The difference between being poor and poverty

And why it matters

Photo Credit DepositPhoto

I grew up poor. Like qualifying for food stamps and government cheese kind of poor.

But I have never lived in poverty.

Being poor is a lot of hard work. We worked hard physically every single day. No matter what the weather was, bitter sub-zero temperatures or steaming hot humid days. Cows had to be milked. Hay needed bailing. Pigs needed to be fed. Manure needed to be pitched. Potatoes needed to be dug out of the ground.

But I always knew that at some point we would go in the house and rest and warm up or lay in front of the fan.

Never once did I worry about missing a meal.

Never once did I think I wouldn’t have a bed to sleep in.

And I knew one day I would leave the farm and figure out an easier way to make a living. I knew that was possible for me.

My goals were meager. Never have to eat food I didn’t like or feel freezing cold inside my house. Serious, that was it. That was a poor girl’s dream.

Poor isn’t the same as poverty.

_INFORMATION SHOWN_
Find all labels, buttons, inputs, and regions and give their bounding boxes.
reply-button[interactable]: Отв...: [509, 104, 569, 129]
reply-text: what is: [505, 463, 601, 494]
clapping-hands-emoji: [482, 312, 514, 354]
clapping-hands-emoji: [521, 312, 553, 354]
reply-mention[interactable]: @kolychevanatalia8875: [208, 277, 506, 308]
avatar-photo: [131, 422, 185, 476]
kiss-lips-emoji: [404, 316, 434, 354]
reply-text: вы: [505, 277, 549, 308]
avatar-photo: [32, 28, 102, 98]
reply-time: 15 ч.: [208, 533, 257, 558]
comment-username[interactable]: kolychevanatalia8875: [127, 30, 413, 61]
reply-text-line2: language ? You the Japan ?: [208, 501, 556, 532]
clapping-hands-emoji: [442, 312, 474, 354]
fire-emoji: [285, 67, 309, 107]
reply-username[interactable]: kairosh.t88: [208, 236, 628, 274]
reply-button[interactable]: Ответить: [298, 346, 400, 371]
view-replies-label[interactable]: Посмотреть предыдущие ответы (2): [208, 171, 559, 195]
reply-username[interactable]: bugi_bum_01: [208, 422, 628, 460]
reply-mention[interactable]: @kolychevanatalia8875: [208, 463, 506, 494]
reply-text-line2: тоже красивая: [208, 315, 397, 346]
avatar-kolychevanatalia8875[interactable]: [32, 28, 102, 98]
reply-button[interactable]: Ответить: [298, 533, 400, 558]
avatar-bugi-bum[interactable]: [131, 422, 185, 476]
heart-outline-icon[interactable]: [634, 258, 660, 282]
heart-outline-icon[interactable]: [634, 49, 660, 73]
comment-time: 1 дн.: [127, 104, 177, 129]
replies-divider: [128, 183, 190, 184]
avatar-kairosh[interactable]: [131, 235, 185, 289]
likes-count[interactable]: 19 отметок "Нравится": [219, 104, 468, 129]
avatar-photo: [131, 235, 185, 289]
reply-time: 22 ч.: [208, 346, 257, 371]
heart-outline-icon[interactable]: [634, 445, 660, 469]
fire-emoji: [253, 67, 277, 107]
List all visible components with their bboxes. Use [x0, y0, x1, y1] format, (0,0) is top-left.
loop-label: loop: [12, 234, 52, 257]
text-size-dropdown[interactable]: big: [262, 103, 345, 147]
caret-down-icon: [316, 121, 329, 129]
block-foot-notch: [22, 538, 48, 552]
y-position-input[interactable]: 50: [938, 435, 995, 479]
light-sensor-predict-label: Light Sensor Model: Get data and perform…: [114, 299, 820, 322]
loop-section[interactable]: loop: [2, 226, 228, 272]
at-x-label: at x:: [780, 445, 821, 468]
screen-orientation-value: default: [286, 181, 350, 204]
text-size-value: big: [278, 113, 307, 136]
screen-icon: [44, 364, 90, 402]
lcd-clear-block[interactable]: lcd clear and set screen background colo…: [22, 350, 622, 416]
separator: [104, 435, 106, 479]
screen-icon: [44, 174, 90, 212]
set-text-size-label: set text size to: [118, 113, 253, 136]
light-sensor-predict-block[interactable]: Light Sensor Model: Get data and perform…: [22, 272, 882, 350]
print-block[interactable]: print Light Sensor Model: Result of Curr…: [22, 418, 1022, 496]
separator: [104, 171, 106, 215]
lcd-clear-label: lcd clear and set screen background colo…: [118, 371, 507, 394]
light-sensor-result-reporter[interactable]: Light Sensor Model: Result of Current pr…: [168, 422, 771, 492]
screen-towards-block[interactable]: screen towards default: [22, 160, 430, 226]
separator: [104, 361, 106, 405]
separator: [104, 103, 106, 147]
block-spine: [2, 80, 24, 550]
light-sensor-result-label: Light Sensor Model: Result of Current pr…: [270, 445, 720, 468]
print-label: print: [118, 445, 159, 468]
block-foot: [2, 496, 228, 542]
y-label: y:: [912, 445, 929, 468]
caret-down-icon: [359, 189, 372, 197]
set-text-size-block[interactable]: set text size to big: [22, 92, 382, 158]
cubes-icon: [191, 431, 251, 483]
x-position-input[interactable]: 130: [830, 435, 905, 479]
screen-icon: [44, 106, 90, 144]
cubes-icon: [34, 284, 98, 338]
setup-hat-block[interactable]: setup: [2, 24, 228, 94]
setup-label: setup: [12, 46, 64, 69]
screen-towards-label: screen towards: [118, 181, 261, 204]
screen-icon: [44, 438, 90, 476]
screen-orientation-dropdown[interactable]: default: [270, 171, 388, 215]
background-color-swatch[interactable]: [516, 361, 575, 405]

_TO BE DONE_
a) Condense the paragraph of the essay on poverty that begins "Being poor is a lot of hard work" into a short bulleted list that keeps its main facts.
b) Reproduce everything in the essay on poverty from "I grew up poor." down to "of the fan.", word for word.
Rely only on the essay on poverty.

_RESPONSES PER TASK_
a)
- Being poor meant hard physical work every day, in any weather, from bitter sub-zero cold to hot, humid days.
- The daily chores were milking cows, bailing hay, feeding pigs, pitching manure and digging potatoes out of the ground.

b)
I grew up poor. Like qualifying for food stamps and government cheese kind of poor.

But I have never lived in poverty.

Being poor is a lot of hard work. We worked hard physically every single day. No matter what the weather was, bitter sub-zero temperatures or steaming hot humid days. Cows had to be milked. Hay needed bailing. Pigs needed to be fed. Manure needed to be pitched. Potatoes needed to be dug out of the ground.

But I always knew that at some point we would go in the house and rest and warm up or lay in front of the fan.